* [Short task a] Copy the part of the movie review starting with "The sum total" and going on through "the viewer’s face.", word for word.

* [Text segment]
++++++

Now Ethan finds himself in between a rock and a hard place trying to reacquaint himself with his own family and keeping them out of danger — which is what he apparently has been doing by being separated from them for years. His guilt over the circumstances is met with cold indifference from Vivi, and his wife and daughter aren’t fans of him at first to say the least. Slowly though, Zoey allows Ethan into her life when mom goes out of town on a business trip, leaving Ethan with the parental responsibilities. This is all while he’s coughing and spluttering like a baby refusing Gerber’s food, an ailment his daughter finds ‘annoying’ but isn’t aware is actually a serious problem.
The sum total of 3 Days to Kill is a surprisingly entertaining movie about mixing business with personal lives. Indeed it’s a release in the dreaded month of February, but watching a Kevin Costner having fun with a considerably underdeveloped story is an experience actually worth having. Even Heard doesn’t take herself too seriously this time around, which has been the issue I’ve had in defending her as a decent actress all this time. She is not great in this one either, but she shares a few moments with Costner that do nothing but slap a goofy grin on the viewer’s face.

++++++

* [Entries supplied]
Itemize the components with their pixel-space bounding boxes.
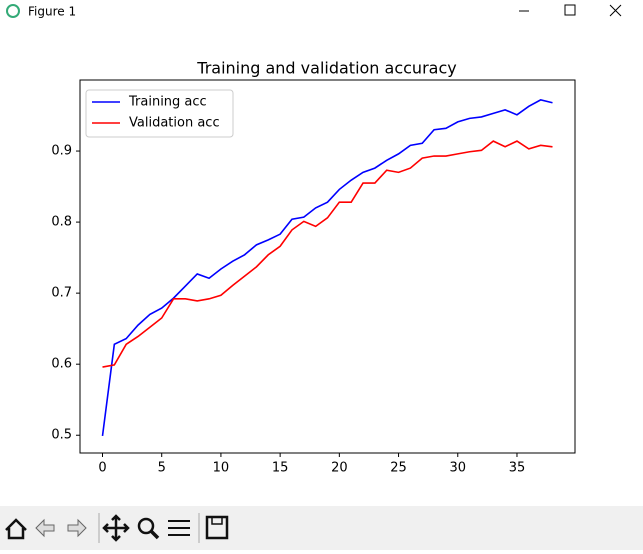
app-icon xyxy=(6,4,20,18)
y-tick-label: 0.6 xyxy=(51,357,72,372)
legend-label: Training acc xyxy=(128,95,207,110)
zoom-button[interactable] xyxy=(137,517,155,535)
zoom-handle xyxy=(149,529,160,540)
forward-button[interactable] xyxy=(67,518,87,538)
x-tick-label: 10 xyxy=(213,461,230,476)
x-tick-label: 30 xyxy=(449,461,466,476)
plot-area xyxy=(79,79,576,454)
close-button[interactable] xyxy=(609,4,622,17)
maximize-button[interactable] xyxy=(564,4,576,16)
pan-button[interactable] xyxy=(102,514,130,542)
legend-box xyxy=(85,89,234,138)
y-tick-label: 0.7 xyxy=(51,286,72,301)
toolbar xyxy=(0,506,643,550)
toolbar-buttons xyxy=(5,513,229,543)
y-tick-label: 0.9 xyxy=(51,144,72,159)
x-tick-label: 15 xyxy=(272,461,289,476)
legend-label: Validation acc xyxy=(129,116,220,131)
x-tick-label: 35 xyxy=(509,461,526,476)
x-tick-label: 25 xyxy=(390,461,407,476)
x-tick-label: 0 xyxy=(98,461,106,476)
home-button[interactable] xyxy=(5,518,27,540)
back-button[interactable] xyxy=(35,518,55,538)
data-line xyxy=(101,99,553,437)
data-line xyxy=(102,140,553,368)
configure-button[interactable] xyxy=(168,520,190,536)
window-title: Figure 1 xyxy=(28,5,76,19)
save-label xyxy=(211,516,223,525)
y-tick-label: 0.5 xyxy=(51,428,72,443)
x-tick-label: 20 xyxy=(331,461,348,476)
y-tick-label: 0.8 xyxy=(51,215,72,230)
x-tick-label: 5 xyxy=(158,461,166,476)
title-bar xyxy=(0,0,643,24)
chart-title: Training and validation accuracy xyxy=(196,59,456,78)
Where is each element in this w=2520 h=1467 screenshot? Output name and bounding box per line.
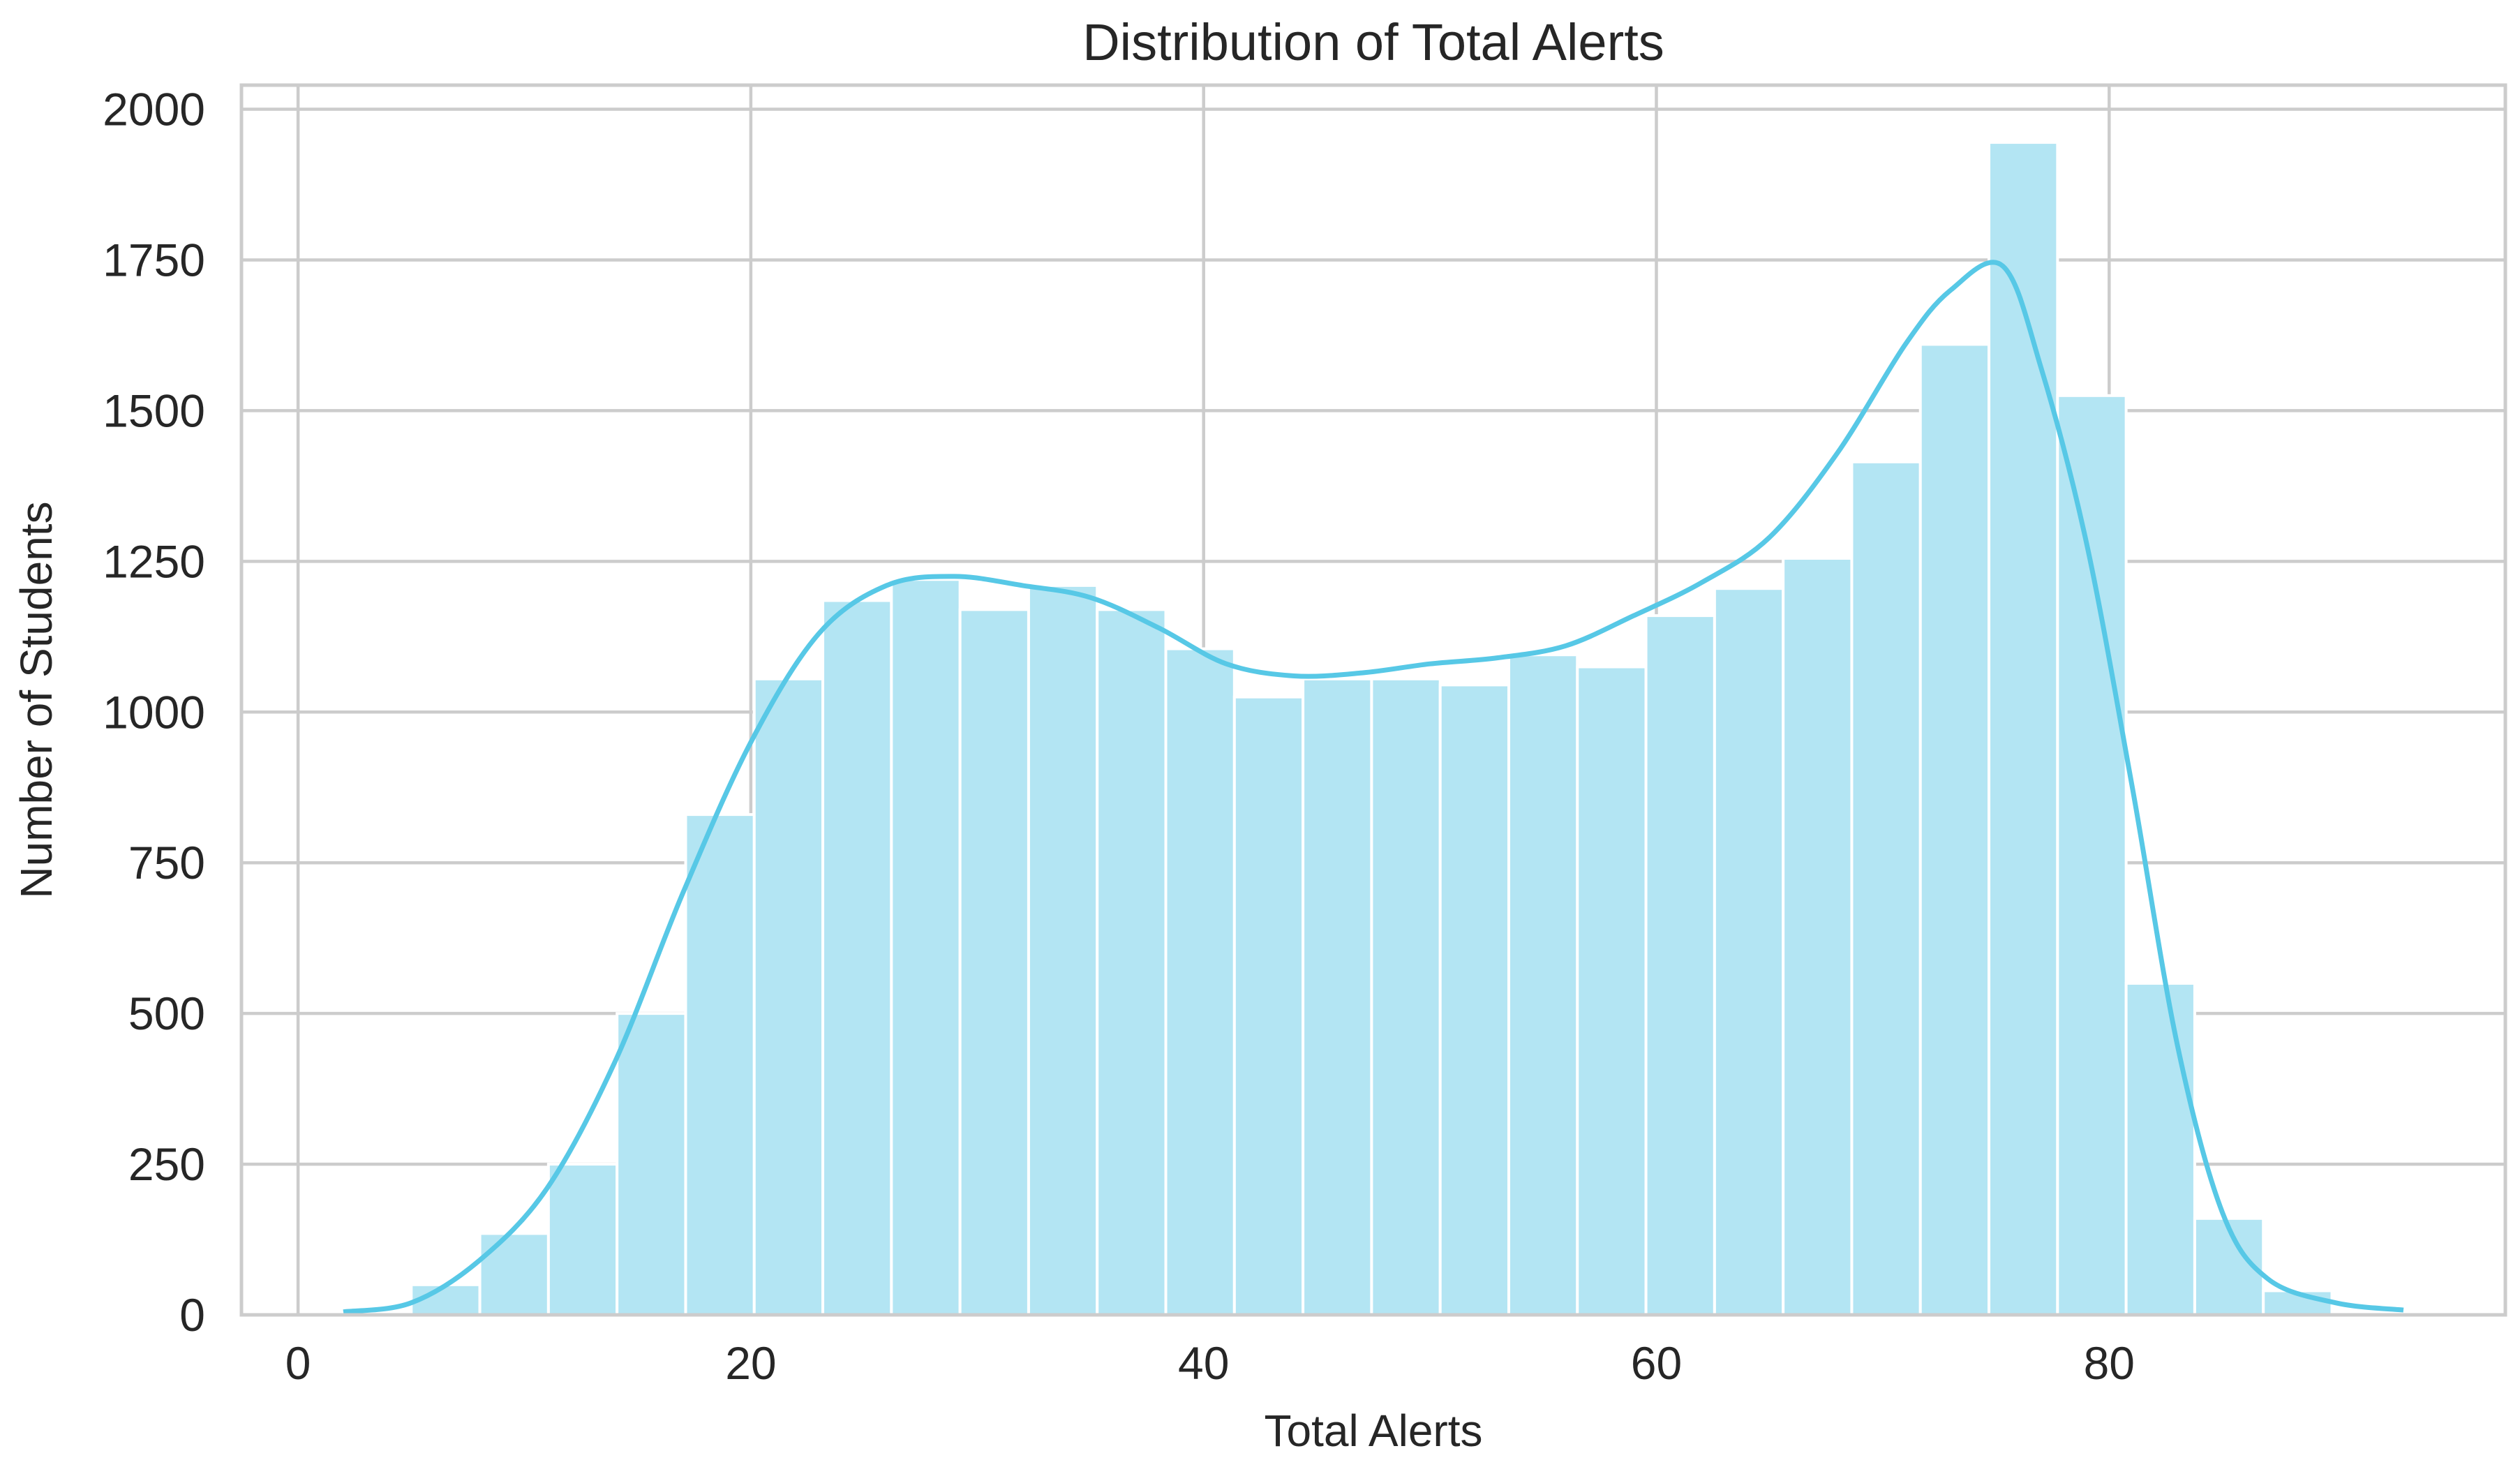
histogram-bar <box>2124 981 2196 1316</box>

++++++

* [Short task b] Rewrite the lines of the records as a JSON list of strings, one string per line and no blank lines, starting with the line with "app-icon xyxy=(6,4,20,18)" and going on through the line with "chart-title: Training and", both included.

* [Problem solution a]
The sum total of 3 Days to Kill is a surprisingly entertaining movie about mixing business with personal lives. Indeed it’s a release in the dreaded month of February, but watching a Kevin Costner having fun with a considerably underdeveloped story is an experience actually worth having. Even Heard doesn’t take herself too seriously this time around, which has been the issue I’ve had in defending her as a decent actress all this time. She is not great in this one either, but she shares a few moments with Costner that do nothing but slap a goofy grin on the viewer’s face.

* [Problem solution b]
[
  "app-icon xyxy=(6,4,20,18)",
  "y-tick-label: 0.6 xyxy=(51,357,72,372)",
  "legend-label: Training acc xyxy=(128,95,207,110)",
  "zoom-button[interactable] xyxy=(137,517,155,535)",
  "zoom-handle xyxy=(149,529,160,540)",
  "forward-button[interactable] xyxy=(67,518,87,538)",
  "x-tick-label: 10 xyxy=(213,461,230,476)",
  "x-tick-label: 30 xyxy=(449,461,466,476)",
  "plot-area xyxy=(79,79,576,454)",
  "close-button[interactable] xyxy=(609,4,622,17)",
  "maximize-button[interactable] xyxy=(564,4,576,16)",
  "pan-button[interactable] xyxy=(102,514,130,542)",
  "legend-box xyxy=(85,89,234,138)",
  "y-tick-label: 0.7 xyxy=(51,286,72,301)",
  "toolbar xyxy=(0,506,643,550)",
  "toolbar-buttons xyxy=(5,513,229,543)",
  "y-tick-label: 0.9 xyxy=(51,144,72,159)",
  "x-tick-label: 15 xyxy=(272,461,289,476)",
  "legend-label: Validation acc xyxy=(129,116,220,131)",
  "x-tick-label: 35 xyxy=(509,461,526,476)",
  "x-tick-label: 25 xyxy=(390,461,407,476)",
  "x-tick-label: 0 xyxy=(98,461,106,476)",
  "home-button[interactable] xyxy=(5,518,27,540)",
  "back-button[interactable] xyxy=(35,518,55,538)",
  "data-line xyxy=(101,99,553,437)",
  "data-line xyxy=(102,140,553,368)",
  "configure-button[interactable] xyxy=(168,520,190,536)",
  "window-title: Figure 1 xyxy=(28,5,76,19)",
  "save-label xyxy=(211,516,223,525)",
  "y-tick-label: 0.5 xyxy=(51,428,72,443)",
  "x-tick-label: 20 xyxy=(331,461,348,476)",
  "y-tick-label: 0.8 xyxy=(51,215,72,230)",
  "x-tick-label: 5 xyxy=(158,461,166,476)",
  "title-bar xyxy=(0,0,643,24)",
  "chart-title: Training and validation accuracy xyxy=(196,59,456,78)"
]